## WHAT TO WORK ON
Write out the listing below exactly, and omit any images you find in it.

======== RECORDS SUPPLIED

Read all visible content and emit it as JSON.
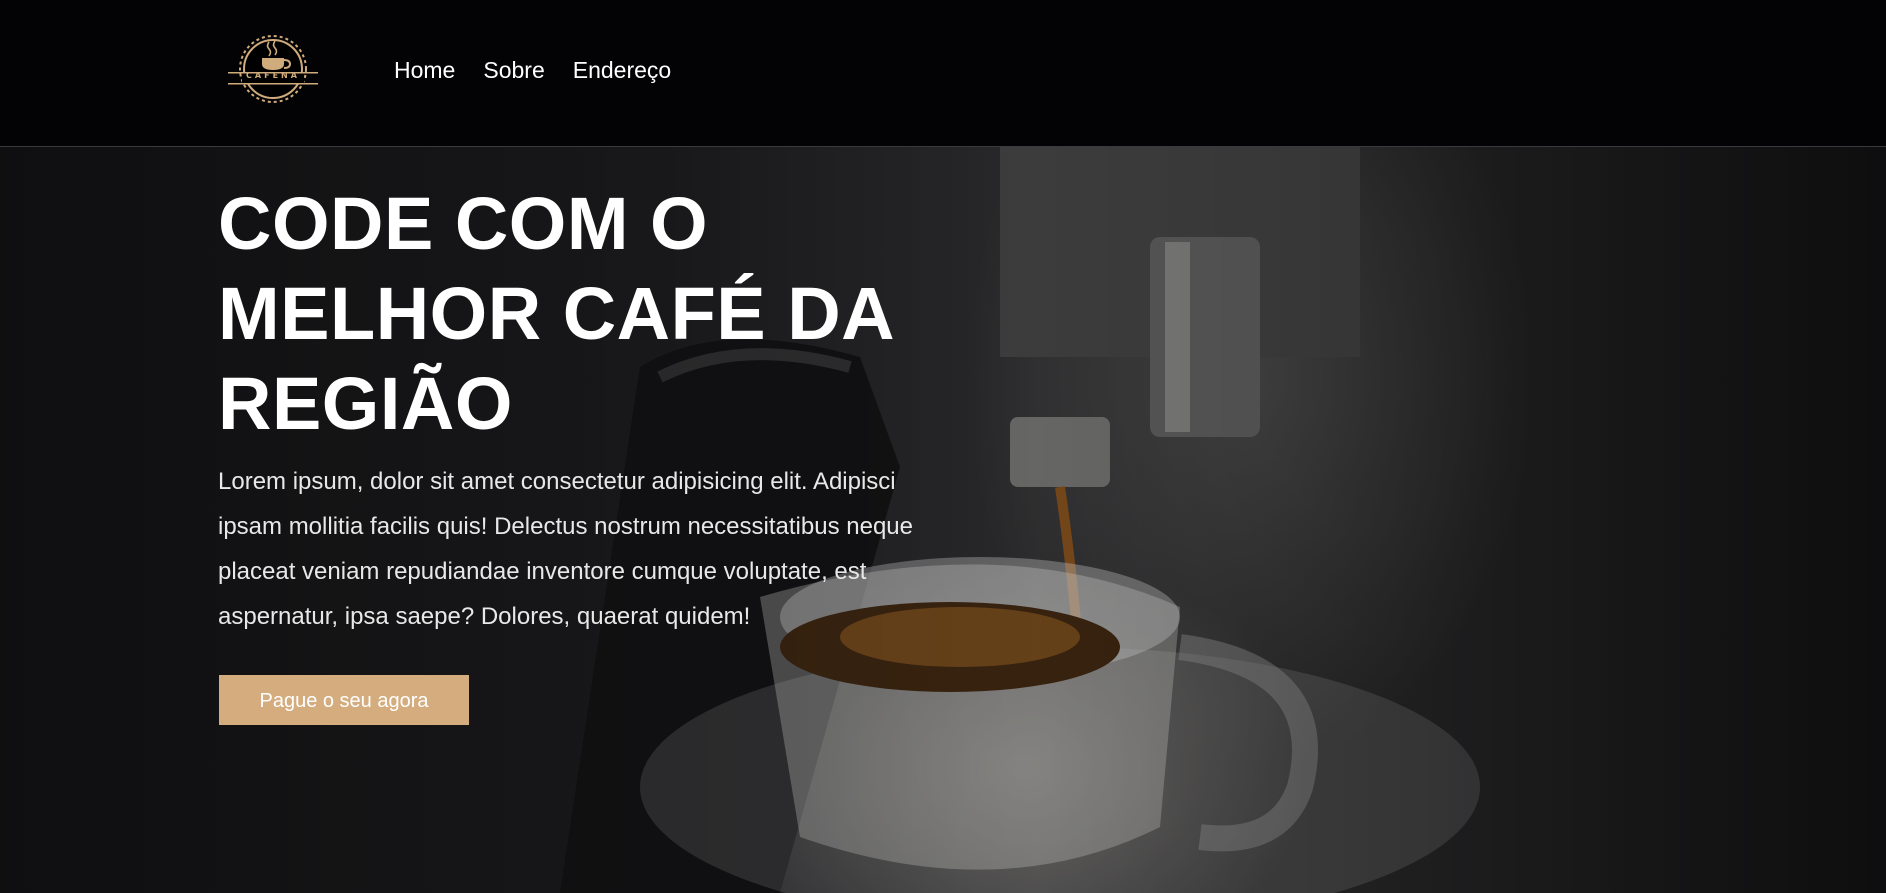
{
  "header": {
    "logo_text": "CAFENA",
    "nav": [
      "Home",
      "Sobre",
      "Endereço"
    ]
  },
  "hero": {
    "title": "CODE COM O MELHOR CAFÉ DA REGIÃO",
    "text": "Lorem ipsum, dolor sit amet consectetur adipisicing elit. Adipisci ipsam mollitia facilis quis! Delectus nostrum necessitatibus neque placeat veniam repudiandae inventore cumque voluptate, est aspernatur, ipsa saepe? Dolores, quaerat quidem!",
    "button_label": "Pague o seu agora"
  },
  "colors": {
    "accent": "#d4ac7d",
    "header_bg": "#030305",
    "text": "#ffffff"
  },
  "icons": {
    "logo": "coffee-cup-gear-logo"
  }
}
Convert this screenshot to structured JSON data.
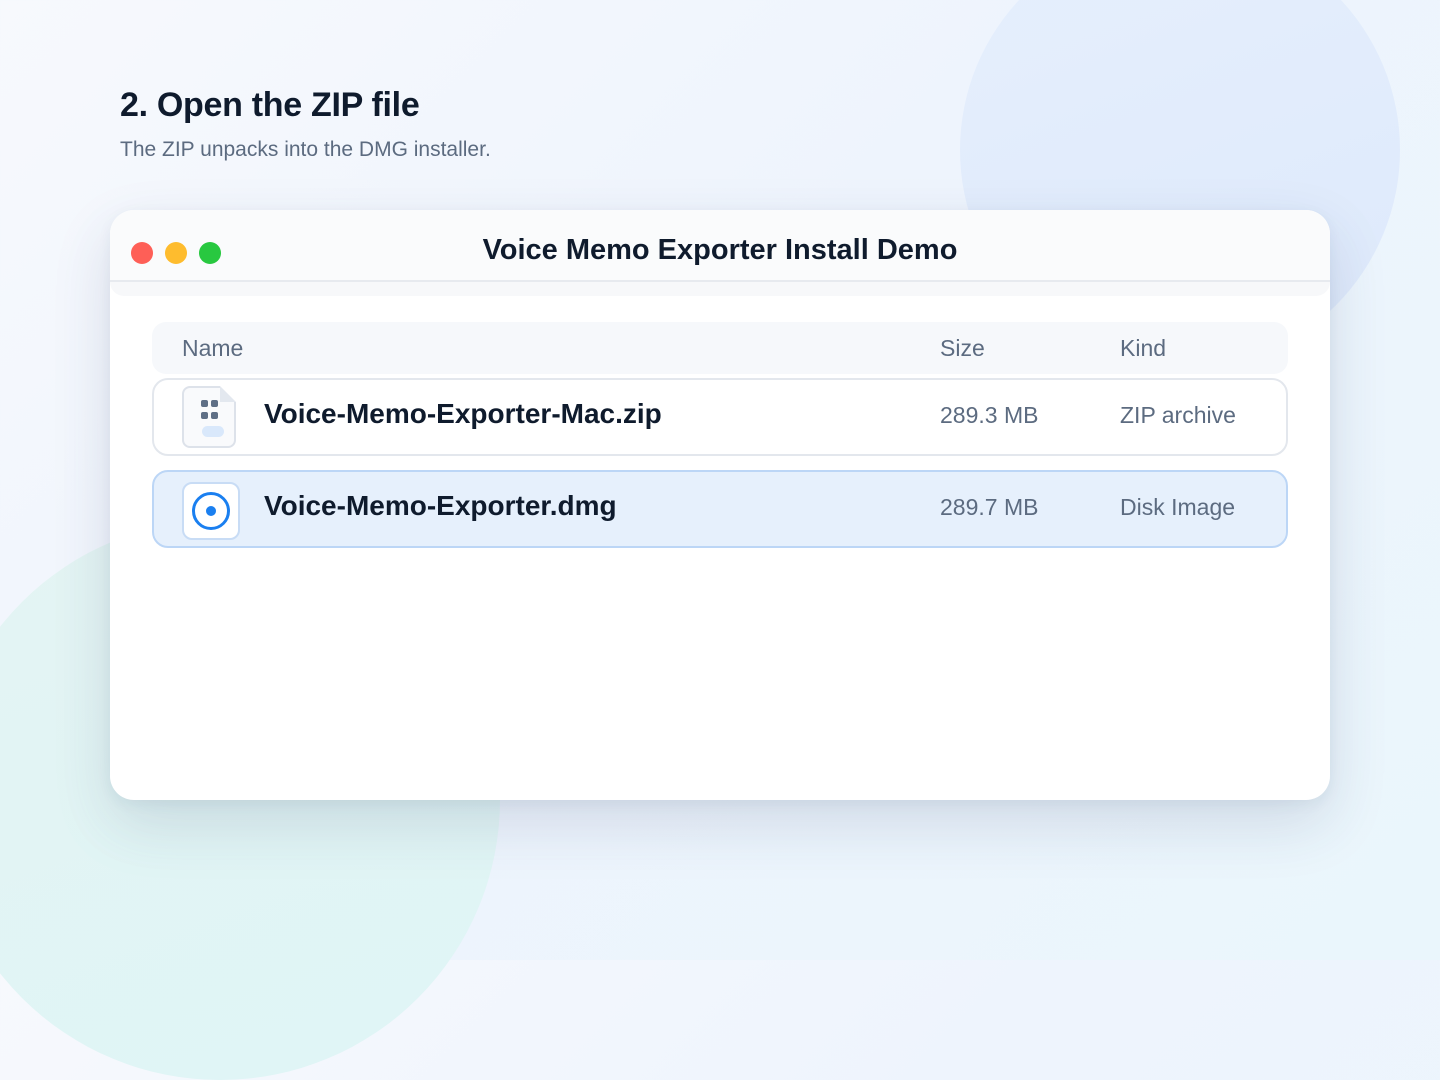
{
  "page": {
    "heading": "2. Open the ZIP file",
    "subtitle": "The ZIP unpacks into the DMG installer."
  },
  "window": {
    "title": "Voice Memo Exporter Install Demo",
    "traffic_lights": [
      "close",
      "minimize",
      "maximize"
    ]
  },
  "file_list": {
    "columns": [
      "Name",
      "Size",
      "Kind"
    ],
    "rows": [
      {
        "name": "Voice-Memo-Exporter-Mac.zip",
        "size": "289.3 MB",
        "kind": "ZIP archive",
        "icon": "zip-archive-icon",
        "selected": false
      },
      {
        "name": "Voice-Memo-Exporter.dmg",
        "size": "289.7 MB",
        "kind": "Disk Image",
        "icon": "disk-image-icon",
        "selected": true
      }
    ]
  },
  "colors": {
    "accent": "#1a7ff0",
    "selected_row": "#e6f0fc",
    "traffic_red": "#fe5f57",
    "traffic_yellow": "#febc2e",
    "traffic_green": "#28c840"
  }
}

================

## FULL ANSWER
Read all visible content and emit it as JSON.
{
  "header": {
    "logo_text": "CAFENA",
    "nav": [
      "Home",
      "Sobre",
      "Endereço"
    ]
  },
  "hero": {
    "title": "CODE COM O MELHOR CAFÉ DA REGIÃO",
    "text": "Lorem ipsum, dolor sit amet consectetur adipisicing elit. Adipisci ipsam mollitia facilis quis! Delectus nostrum necessitatibus neque placeat veniam repudiandae inventore cumque voluptate, est aspernatur, ipsa saepe? Dolores, quaerat quidem!",
    "button_label": "Pague o seu agora"
  },
  "colors": {
    "accent": "#d4ac7d",
    "header_bg": "#030305",
    "text": "#ffffff"
  },
  "icons": {
    "logo": "coffee-cup-gear-logo"
  }
}
Convert this screenshot to structured JSON data.
{
  "page": {
    "heading": "2. Open the ZIP file",
    "subtitle": "The ZIP unpacks into the DMG installer."
  },
  "window": {
    "title": "Voice Memo Exporter Install Demo",
    "traffic_lights": [
      "close",
      "minimize",
      "maximize"
    ]
  },
  "file_list": {
    "columns": [
      "Name",
      "Size",
      "Kind"
    ],
    "rows": [
      {
        "name": "Voice-Memo-Exporter-Mac.zip",
        "size": "289.3 MB",
        "kind": "ZIP archive",
        "icon": "zip-archive-icon",
        "selected": false
      },
      {
        "name": "Voice-Memo-Exporter.dmg",
        "size": "289.7 MB",
        "kind": "Disk Image",
        "icon": "disk-image-icon",
        "selected": true
      }
    ]
  },
  "colors": {
    "accent": "#1a7ff0",
    "selected_row": "#e6f0fc",
    "traffic_red": "#fe5f57",
    "traffic_yellow": "#febc2e",
    "traffic_green": "#28c840"
  }
}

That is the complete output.